The following datasets are two examples. The proc sql determines whether there is a value or nor under each variable starting with time_. My problem is that we have lots of datasets to evaluate and 20 variables as time_.
data ds1;
input ID pair type time_3 time_6 time_9 time_18;
datalines;
1 1 a 111 134 . .
2 1 b 110 . 123 .
3 2 a . 131 . 120
4 2 b . . . 123;
run;
data ds2;
input ID pair type time_3 time_9 time_15;
datalines;
1 1 a 111 134 .
2 1 b 110 . 123
3 2 a . 131 .
4 2 b 125 . .;
run;
proc sql;
create table counts as
select ID, pair, type,
not missing (time_3) as time_3,
not missing (time_6) as time_6,
not missing (time_9) as time_9,
not missing (time_18) as time_18
from ds1;
quit;
The way proc sql is now coded, you can only include the variables available in the dataset of interest (in the above proc sql is for ds1). Is there a way to include a condition that will only run the statement "not missing..." if the variable exists? This way we can include all possible variables starting with time_ at once. Like the following (which include time_12 and time_15 not available in ds1):
proc sql;
create table counts as
select ID, pair, type,
not missing (time_3) as time_3,
not missing (time_6) as time_6,
not missing (time_9) as time_9,
not missing (time_12) as time_12,
not missing (time_15) as time_15,
not missing (time_18) as time_18
from ds1;
quit;
So if you know the data has two observations per pair then you can probably get it done by adding a PROC TRANSPOSE step.
|---|
DO THIS »
In the SAS post, which two variables does the second proc sql include that ds1 does not have? You won't need the material that comes next.

DATA ROWS »
|---|
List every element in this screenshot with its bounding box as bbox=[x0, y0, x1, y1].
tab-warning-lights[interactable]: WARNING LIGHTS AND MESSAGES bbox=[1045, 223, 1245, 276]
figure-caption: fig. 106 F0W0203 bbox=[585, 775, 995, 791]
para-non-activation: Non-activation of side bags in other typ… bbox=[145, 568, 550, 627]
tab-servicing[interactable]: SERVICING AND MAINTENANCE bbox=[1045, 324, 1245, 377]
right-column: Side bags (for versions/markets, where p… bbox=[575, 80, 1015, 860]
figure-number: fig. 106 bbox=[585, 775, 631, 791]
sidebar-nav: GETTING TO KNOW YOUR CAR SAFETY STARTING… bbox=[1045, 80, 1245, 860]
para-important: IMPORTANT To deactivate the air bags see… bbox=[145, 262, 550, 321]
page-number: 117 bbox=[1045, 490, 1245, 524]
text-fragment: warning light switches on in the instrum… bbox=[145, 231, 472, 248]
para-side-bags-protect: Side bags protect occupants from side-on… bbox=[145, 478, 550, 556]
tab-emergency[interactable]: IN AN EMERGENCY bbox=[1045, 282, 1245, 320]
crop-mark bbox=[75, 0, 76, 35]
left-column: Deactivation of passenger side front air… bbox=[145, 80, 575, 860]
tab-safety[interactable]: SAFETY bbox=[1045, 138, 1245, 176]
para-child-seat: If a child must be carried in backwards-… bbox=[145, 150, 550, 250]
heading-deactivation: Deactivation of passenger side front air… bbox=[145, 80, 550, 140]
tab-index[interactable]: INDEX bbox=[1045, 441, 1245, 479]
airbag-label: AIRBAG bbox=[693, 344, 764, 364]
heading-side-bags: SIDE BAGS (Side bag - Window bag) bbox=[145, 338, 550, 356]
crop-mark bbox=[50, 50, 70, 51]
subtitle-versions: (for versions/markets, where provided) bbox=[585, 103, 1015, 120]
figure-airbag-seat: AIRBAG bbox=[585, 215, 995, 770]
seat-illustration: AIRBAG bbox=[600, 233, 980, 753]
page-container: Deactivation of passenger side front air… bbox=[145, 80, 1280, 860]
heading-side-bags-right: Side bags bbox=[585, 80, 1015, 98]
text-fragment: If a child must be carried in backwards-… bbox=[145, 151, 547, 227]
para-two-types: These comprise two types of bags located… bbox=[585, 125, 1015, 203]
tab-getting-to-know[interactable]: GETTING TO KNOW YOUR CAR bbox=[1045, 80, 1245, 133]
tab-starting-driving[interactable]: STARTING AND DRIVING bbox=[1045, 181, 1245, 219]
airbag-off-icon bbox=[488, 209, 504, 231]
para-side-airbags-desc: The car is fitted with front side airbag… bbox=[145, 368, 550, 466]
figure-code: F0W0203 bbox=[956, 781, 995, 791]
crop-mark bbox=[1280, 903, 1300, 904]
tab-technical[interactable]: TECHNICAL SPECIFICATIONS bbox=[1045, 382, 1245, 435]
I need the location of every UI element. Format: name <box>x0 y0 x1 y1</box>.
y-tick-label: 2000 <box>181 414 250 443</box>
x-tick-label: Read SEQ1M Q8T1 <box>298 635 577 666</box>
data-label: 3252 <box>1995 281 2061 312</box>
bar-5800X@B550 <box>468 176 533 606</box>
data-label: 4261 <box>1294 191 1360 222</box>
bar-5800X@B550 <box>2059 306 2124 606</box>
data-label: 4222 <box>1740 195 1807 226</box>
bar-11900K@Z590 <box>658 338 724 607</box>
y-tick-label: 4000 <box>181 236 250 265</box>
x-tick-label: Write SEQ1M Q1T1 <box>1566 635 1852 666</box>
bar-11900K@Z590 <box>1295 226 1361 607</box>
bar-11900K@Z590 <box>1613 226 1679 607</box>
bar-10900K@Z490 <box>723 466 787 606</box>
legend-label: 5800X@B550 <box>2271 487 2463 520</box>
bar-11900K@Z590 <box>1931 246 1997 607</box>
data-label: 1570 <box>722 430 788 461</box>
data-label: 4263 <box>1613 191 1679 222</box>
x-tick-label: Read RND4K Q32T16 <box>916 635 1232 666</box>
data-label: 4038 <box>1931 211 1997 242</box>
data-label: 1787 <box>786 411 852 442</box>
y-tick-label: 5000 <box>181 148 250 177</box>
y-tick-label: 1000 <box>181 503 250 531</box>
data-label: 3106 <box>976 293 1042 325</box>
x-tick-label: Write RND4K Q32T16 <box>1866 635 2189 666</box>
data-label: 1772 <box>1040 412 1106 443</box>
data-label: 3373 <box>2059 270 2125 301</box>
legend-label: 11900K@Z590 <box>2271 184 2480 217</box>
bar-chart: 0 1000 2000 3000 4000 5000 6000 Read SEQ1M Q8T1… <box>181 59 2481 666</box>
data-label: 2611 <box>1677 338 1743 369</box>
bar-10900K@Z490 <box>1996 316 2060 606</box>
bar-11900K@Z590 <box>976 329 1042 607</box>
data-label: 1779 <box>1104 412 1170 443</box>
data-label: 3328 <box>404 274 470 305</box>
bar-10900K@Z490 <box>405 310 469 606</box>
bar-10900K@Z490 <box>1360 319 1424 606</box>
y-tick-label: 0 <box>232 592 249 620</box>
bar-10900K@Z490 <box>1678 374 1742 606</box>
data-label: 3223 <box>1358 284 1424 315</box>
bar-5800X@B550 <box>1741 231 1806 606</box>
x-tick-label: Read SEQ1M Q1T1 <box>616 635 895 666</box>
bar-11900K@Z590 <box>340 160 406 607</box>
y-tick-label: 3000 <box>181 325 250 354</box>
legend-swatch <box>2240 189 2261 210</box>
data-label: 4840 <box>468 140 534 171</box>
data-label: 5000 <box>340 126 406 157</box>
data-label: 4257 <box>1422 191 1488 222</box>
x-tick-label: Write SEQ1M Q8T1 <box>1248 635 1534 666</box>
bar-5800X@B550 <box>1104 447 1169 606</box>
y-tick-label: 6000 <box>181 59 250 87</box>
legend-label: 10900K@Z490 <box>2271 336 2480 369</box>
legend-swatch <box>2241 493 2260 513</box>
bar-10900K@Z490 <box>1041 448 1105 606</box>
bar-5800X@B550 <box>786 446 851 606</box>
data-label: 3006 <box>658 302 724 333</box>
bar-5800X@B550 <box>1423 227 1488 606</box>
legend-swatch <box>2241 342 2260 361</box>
|---|
THE OUTPUT »
time_12 and time_15